── RECORDED DATA
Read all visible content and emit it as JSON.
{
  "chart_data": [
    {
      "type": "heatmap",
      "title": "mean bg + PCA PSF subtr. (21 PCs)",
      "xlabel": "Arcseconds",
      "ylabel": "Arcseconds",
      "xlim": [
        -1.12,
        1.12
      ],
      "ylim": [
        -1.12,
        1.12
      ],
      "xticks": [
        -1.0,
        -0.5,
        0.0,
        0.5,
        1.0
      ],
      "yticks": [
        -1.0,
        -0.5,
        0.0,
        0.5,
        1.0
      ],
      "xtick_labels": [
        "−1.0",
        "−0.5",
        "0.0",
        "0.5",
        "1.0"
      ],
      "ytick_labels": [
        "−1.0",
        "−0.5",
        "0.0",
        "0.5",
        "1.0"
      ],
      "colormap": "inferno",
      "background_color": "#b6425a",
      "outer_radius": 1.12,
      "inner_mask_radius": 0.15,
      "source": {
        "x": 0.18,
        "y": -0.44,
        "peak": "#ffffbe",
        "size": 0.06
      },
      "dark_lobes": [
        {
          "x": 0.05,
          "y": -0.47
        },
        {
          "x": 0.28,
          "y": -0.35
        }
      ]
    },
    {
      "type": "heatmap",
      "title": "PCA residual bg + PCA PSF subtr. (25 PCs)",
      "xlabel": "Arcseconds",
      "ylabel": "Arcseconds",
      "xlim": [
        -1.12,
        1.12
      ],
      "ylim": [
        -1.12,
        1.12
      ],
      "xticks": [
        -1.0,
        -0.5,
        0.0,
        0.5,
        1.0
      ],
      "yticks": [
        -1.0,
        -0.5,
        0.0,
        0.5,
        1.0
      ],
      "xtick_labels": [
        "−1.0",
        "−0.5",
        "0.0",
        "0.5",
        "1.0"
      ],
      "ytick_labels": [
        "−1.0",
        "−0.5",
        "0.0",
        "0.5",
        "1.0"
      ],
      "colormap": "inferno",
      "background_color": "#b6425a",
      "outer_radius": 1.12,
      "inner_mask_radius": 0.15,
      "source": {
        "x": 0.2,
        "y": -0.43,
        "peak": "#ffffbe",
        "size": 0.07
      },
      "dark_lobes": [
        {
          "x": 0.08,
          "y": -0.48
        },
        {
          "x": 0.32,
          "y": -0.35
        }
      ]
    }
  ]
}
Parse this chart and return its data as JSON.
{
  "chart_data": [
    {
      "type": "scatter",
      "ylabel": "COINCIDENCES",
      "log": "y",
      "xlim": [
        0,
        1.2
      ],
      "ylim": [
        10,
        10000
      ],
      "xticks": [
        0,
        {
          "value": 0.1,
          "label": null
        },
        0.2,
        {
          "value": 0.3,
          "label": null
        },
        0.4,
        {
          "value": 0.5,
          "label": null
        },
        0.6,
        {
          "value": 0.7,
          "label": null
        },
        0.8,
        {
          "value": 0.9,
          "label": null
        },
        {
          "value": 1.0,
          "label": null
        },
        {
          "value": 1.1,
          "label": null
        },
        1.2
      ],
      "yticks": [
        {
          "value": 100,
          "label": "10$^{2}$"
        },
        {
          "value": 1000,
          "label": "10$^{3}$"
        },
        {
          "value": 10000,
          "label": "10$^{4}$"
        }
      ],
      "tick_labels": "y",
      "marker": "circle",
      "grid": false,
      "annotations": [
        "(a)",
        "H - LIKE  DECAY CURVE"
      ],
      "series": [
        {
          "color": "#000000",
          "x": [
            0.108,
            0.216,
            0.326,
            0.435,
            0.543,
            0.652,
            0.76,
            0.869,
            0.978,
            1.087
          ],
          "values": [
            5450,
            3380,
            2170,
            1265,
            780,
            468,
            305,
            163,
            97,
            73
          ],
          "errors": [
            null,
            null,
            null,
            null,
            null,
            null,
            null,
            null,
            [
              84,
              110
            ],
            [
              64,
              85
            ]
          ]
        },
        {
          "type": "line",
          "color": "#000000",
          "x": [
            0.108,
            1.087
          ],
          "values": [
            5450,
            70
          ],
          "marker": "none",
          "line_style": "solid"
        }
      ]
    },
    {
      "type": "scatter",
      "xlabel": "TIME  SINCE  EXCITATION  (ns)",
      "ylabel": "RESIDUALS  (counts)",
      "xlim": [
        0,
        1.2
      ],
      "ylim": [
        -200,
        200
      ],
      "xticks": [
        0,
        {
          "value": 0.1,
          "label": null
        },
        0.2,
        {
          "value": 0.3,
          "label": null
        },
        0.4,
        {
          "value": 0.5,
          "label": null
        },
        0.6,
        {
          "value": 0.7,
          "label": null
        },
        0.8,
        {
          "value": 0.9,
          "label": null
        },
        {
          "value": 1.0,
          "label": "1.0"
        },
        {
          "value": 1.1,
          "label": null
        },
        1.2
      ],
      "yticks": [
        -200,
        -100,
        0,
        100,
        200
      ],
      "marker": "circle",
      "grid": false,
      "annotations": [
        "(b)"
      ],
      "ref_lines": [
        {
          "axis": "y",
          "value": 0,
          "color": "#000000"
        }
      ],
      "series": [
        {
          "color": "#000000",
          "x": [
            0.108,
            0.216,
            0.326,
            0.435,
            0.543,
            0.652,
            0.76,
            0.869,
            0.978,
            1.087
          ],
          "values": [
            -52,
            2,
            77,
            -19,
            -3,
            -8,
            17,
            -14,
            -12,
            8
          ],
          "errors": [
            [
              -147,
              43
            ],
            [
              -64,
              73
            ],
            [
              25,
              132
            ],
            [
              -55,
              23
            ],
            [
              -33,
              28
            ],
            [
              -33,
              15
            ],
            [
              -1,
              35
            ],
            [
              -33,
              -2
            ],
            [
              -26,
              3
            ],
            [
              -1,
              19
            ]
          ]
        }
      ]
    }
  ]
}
────
- **THE EXERCISE**
Produce an exact copy of the whole listing.

- **EXERCISE OUTPUT**
Read all visible content and emit it as JSON.
{
  "chart_data": [
    {
      "type": "heatmap",
      "title": "mean bg + PCA PSF subtr. (21 PCs)",
      "xlabel": "Arcseconds",
      "ylabel": "Arcseconds",
      "xlim": [
        -1.12,
        1.12
      ],
      "ylim": [
        -1.12,
        1.12
      ],
      "xticks": [
        -1.0,
        -0.5,
        0.0,
        0.5,
        1.0
      ],
      "yticks": [
        -1.0,
        -0.5,
        0.0,
        0.5,
        1.0
      ],
      "xtick_labels": [
        "−1.0",
        "−0.5",
        "0.0",
        "0.5",
        "1.0"
      ],
      "ytick_labels": [
        "−1.0",
        "−0.5",
        "0.0",
        "0.5",
        "1.0"
      ],
      "colormap": "inferno",
      "background_color": "#b6425a",
      "outer_radius": 1.12,
      "inner_mask_radius": 0.15,
      "source": {
        "x": 0.18,
        "y": -0.44,
        "peak": "#ffffbe",
        "size": 0.06
      },
      "dark_lobes": [
        {
          "x": 0.05,
          "y": -0.47
        },
        {
          "x": 0.28,
          "y": -0.35
        }
      ]
    },
    {
      "type": "heatmap",
      "title": "PCA residual bg + PCA PSF subtr. (25 PCs)",
      "xlabel": "Arcseconds",
      "ylabel": "Arcseconds",
      "xlim": [
        -1.12,
        1.12
      ],
      "ylim": [
        -1.12,
        1.12
      ],
      "xticks": [
        -1.0,
        -0.5,
        0.0,
        0.5,
        1.0
      ],
      "yticks": [
        -1.0,
        -0.5,
        0.0,
        0.5,
        1.0
      ],
      "xtick_labels": [
        "−1.0",
        "−0.5",
        "0.0",
        "0.5",
        "1.0"
      ],
      "ytick_labels": [
        "−1.0",
        "−0.5",
        "0.0",
        "0.5",
        "1.0"
      ],
      "colormap": "inferno",
      "background_color": "#b6425a",
      "outer_radius": 1.12,
      "inner_mask_radius": 0.15,
      "source": {
        "x": 0.2,
        "y": -0.43,
        "peak": "#ffffbe",
        "size": 0.07
      },
      "dark_lobes": [
        {
          "x": 0.08,
          "y": -0.48
        },
        {
          "x": 0.32,
          "y": -0.35
        }
      ]
    }
  ]
}
Parse this chart and return its data as JSON.
{
  "chart_data": [
    {
      "type": "scatter",
      "ylabel": "COINCIDENCES",
      "log": "y",
      "xlim": [
        0,
        1.2
      ],
      "ylim": [
        10,
        10000
      ],
      "xticks": [
        0,
        {
          "value": 0.1,
          "label": null
        },
        0.2,
        {
          "value": 0.3,
          "label": null
        },
        0.4,
        {
          "value": 0.5,
          "label": null
        },
        0.6,
        {
          "value": 0.7,
          "label": null
        },
        0.8,
        {
          "value": 0.9,
          "label": null
        },
        {
          "value": 1.0,
          "label": null
        },
        {
          "value": 1.1,
          "label": null
        },
        1.2
      ],
      "yticks": [
        {
          "value": 100,
          "label": "10$^{2}$"
        },
        {
          "value": 1000,
          "label": "10$^{3}$"
        },
        {
          "value": 10000,
          "label": "10$^{4}$"
        }
      ],
      "tick_labels": "y",
      "marker": "circle",
      "grid": false,
      "annotations": [
        "(a)",
        "H - LIKE  DECAY CURVE"
      ],
      "series": [
        {
          "color": "#000000",
          "x": [
            0.108,
            0.216,
            0.326,
            0.435,
            0.543,
            0.652,
            0.76,
            0.869,
            0.978,
            1.087
          ],
          "values": [
            5450,
            3380,
            2170,
            1265,
            780,
            468,
            305,
            163,
            97,
            73
          ],
          "errors": [
            null,
            null,
            null,
            null,
            null,
            null,
            null,
            null,
            [
              84,
              110
            ],
            [
              64,
              85
            ]
          ]
        },
        {
          "type": "line",
          "color": "#000000",
          "x": [
            0.108,
            1.087
          ],
          "values": [
            5450,
            70
          ],
          "marker": "none",
          "line_style": "solid"
        }
      ]
    },
    {
      "type": "scatter",
      "xlabel": "TIME  SINCE  EXCITATION  (ns)",
      "ylabel": "RESIDUALS  (counts)",
      "xlim": [
        0,
        1.2
      ],
      "ylim": [
        -200,
        200
      ],
      "xticks": [
        0,
        {
          "value": 0.1,
          "label": null
        },
        0.2,
        {
          "value": 0.3,
          "label": null
        },
        0.4,
        {
          "value": 0.5,
          "label": null
        },
        0.6,
        {
          "value": 0.7,
          "label": null
        },
        0.8,
        {
          "value": 0.9,
          "label": null
        },
        {
          "value": 1.0,
          "label": "1.0"
        },
        {
          "value": 1.1,
          "label": null
        },
        1.2
      ],
      "yticks": [
        -200,
        -100,
        0,
        100,
        200
      ],
      "marker": "circle",
      "grid": false,
      "annotations": [
        "(b)"
      ],
      "ref_lines": [
        {
          "axis": "y",
          "value": 0,
          "color": "#000000"
        }
      ],
      "series": [
        {
          "color": "#000000",
          "x": [
            0.108,
            0.216,
            0.326,
            0.435,
            0.543,
            0.652,
            0.76,
            0.869,
            0.978,
            1.087
          ],
          "values": [
            -52,
            2,
            77,
            -19,
            -3,
            -8,
            17,
            -14,
            -12,
            8
          ],
          "errors": [
            [
              -147,
              43
            ],
            [
              -64,
              73
            ],
            [
              25,
              132
            ],
            [
              -55,
              23
            ],
            [
              -33,
              28
            ],
            [
              -33,
              15
            ],
            [
              -1,
              35
            ],
            [
              -33,
              -2
            ],
            [
              -26,
              3
            ],
            [
              -1,
              19
            ]
          ]
        }
      ]
    }
  ]
}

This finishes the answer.